*What is being asked*.
Exact reproduction is required for all entries.

Dataset items:
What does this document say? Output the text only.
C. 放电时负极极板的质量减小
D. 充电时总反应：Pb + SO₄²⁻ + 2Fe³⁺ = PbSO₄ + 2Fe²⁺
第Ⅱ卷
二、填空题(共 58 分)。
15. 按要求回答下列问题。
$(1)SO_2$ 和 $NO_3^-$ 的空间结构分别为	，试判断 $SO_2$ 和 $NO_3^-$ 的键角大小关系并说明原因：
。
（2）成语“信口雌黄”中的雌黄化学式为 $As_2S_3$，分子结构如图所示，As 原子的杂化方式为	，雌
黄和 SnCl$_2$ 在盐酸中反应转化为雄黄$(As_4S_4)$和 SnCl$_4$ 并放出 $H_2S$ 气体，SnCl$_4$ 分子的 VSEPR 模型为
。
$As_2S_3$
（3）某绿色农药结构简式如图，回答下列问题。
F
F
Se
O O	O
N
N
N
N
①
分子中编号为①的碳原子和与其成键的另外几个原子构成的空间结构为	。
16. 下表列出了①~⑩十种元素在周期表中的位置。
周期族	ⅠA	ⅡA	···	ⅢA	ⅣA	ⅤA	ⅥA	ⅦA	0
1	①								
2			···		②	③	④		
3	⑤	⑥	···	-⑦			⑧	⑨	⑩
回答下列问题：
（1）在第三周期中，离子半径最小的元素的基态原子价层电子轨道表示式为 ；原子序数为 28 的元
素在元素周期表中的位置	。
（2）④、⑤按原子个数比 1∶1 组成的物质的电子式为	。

*Completed task*.
What does this document say? Output the text only.
C. 放电时负极极板的质量减小
D. 充电时总反应：Pb + SO₄²⁻ + 2Fe³⁺ = PbSO₄ + 2Fe²⁺
第Ⅱ卷
二、填空题(共 58 分)。
15. 按要求回答下列问题。
$(1)SO_2$ 和 $NO_3^-$ 的空间结构分别为	，试判断 $SO_2$ 和 $NO_3^-$ 的键角大小关系并说明原因：
。
（2）成语“信口雌黄”中的雌黄化学式为 $As_2S_3$，分子结构如图所示，As 原子的杂化方式为	，雌
黄和 SnCl$_2$ 在盐酸中反应转化为雄黄$(As_4S_4)$和 SnCl$_4$ 并放出 $H_2S$ 气体，SnCl$_4$ 分子的 VSEPR 模型为
。
$As_2S_3$
（3）某绿色农药结构简式如图，回答下列问题。
F
F
Se
O O	O
N
N
N
N
①
分子中编号为①的碳原子和与其成键的另外几个原子构成的空间结构为	。
16. 下表列出了①~⑩十种元素在周期表中的位置。
周期族	ⅠA	ⅡA	···	ⅢA	ⅣA	ⅤA	ⅥA	ⅦA	0
1	①								
2			···		②	③	④		
3	⑤	⑥	···	-⑦			⑧	⑨	⑩
回答下列问题：
（1）在第三周期中，离子半径最小的元素的基态原子价层电子轨道表示式为 ；原子序数为 28 的元
素在元素周期表中的位置	。
（2）④、⑤按原子个数比 1∶1 组成的物质的电子式为	。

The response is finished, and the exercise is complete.